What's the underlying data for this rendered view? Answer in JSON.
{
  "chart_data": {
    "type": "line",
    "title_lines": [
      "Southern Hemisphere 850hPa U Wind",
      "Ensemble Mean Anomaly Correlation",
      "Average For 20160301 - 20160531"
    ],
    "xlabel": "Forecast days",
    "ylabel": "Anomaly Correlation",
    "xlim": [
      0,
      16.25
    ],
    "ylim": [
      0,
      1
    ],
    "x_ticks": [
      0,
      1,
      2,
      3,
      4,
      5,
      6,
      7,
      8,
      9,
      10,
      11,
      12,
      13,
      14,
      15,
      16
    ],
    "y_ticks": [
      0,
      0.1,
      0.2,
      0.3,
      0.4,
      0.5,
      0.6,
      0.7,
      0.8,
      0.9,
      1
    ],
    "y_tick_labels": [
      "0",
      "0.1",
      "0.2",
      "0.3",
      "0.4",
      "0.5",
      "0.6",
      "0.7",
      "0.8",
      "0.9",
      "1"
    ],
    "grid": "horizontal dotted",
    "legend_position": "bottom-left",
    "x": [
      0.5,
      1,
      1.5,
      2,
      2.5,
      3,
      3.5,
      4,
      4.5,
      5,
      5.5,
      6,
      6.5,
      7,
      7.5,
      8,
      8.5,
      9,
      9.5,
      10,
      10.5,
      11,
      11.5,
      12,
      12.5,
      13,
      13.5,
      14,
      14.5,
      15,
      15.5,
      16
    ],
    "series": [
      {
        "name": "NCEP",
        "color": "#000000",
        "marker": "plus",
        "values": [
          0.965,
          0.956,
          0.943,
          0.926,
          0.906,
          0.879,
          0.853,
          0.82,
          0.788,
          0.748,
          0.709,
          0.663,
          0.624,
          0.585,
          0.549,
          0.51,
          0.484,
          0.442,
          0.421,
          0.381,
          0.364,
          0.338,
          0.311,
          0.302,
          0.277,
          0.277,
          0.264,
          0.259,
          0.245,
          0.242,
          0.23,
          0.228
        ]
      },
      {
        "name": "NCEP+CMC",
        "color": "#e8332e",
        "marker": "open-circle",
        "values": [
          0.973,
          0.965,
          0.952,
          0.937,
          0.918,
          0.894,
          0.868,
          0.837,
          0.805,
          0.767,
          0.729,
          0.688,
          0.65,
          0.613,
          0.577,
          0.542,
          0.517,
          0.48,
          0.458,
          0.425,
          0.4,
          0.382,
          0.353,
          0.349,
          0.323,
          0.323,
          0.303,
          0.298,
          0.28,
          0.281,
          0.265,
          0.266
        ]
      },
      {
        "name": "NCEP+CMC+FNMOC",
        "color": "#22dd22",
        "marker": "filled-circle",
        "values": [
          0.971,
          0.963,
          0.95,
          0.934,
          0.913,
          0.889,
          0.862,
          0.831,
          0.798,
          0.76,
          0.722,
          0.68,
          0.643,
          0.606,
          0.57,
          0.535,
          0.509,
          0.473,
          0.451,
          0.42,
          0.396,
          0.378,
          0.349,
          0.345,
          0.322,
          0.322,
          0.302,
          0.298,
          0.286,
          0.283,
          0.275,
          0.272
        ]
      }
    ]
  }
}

• • • • • • •

- _What to work on_:
Give the entries once more, exactly as they appear.

- _Task result_:
What's the underlying data for this rendered view? Answer in JSON.
{
  "chart_data": {
    "type": "line",
    "title_lines": [
      "Southern Hemisphere 850hPa U Wind",
      "Ensemble Mean Anomaly Correlation",
      "Average For 20160301 - 20160531"
    ],
    "xlabel": "Forecast days",
    "ylabel": "Anomaly Correlation",
    "xlim": [
      0,
      16.25
    ],
    "ylim": [
      0,
      1
    ],
    "x_ticks": [
      0,
      1,
      2,
      3,
      4,
      5,
      6,
      7,
      8,
      9,
      10,
      11,
      12,
      13,
      14,
      15,
      16
    ],
    "y_ticks": [
      0,
      0.1,
      0.2,
      0.3,
      0.4,
      0.5,
      0.6,
      0.7,
      0.8,
      0.9,
      1
    ],
    "y_tick_labels": [
      "0",
      "0.1",
      "0.2",
      "0.3",
      "0.4",
      "0.5",
      "0.6",
      "0.7",
      "0.8",
      "0.9",
      "1"
    ],
    "grid": "horizontal dotted",
    "legend_position": "bottom-left",
    "x": [
      0.5,
      1,
      1.5,
      2,
      2.5,
      3,
      3.5,
      4,
      4.5,
      5,
      5.5,
      6,
      6.5,
      7,
      7.5,
      8,
      8.5,
      9,
      9.5,
      10,
      10.5,
      11,
      11.5,
      12,
      12.5,
      13,
      13.5,
      14,
      14.5,
      15,
      15.5,
      16
    ],
    "series": [
      {
        "name": "NCEP",
        "color": "#000000",
        "marker": "plus",
        "values": [
          0.965,
          0.956,
          0.943,
          0.926,
          0.906,
          0.879,
          0.853,
          0.82,
          0.788,
          0.748,
          0.709,
          0.663,
          0.624,
          0.585,
          0.549,
          0.51,
          0.484,
          0.442,
          0.421,
          0.381,
          0.364,
          0.338,
          0.311,
          0.302,
          0.277,
          0.277,
          0.264,
          0.259,
          0.245,
          0.242,
          0.23,
          0.228
        ]
      },
      {
        "name": "NCEP+CMC",
        "color": "#e8332e",
        "marker": "open-circle",
        "values": [
          0.973,
          0.965,
          0.952,
          0.937,
          0.918,
          0.894,
          0.868,
          0.837,
          0.805,
          0.767,
          0.729,
          0.688,
          0.65,
          0.613,
          0.577,
          0.542,
          0.517,
          0.48,
          0.458,
          0.425,
          0.4,
          0.382,
          0.353,
          0.349,
          0.323,
          0.323,
          0.303,
          0.298,
          0.28,
          0.281,
          0.265,
          0.266
        ]
      },
      {
        "name": "NCEP+CMC+FNMOC",
        "color": "#22dd22",
        "marker": "filled-circle",
        "values": [
          0.971,
          0.963,
          0.95,
          0.934,
          0.913,
          0.889,
          0.862,
          0.831,
          0.798,
          0.76,
          0.722,
          0.68,
          0.643,
          0.606,
          0.57,
          0.535,
          0.509,
          0.473,
          0.451,
          0.42,
          0.396,
          0.378,
          0.349,
          0.345,
          0.322,
          0.322,
          0.302,
          0.298,
          0.286,
          0.283,
          0.275,
          0.272
        ]
      }
    ]
  }
}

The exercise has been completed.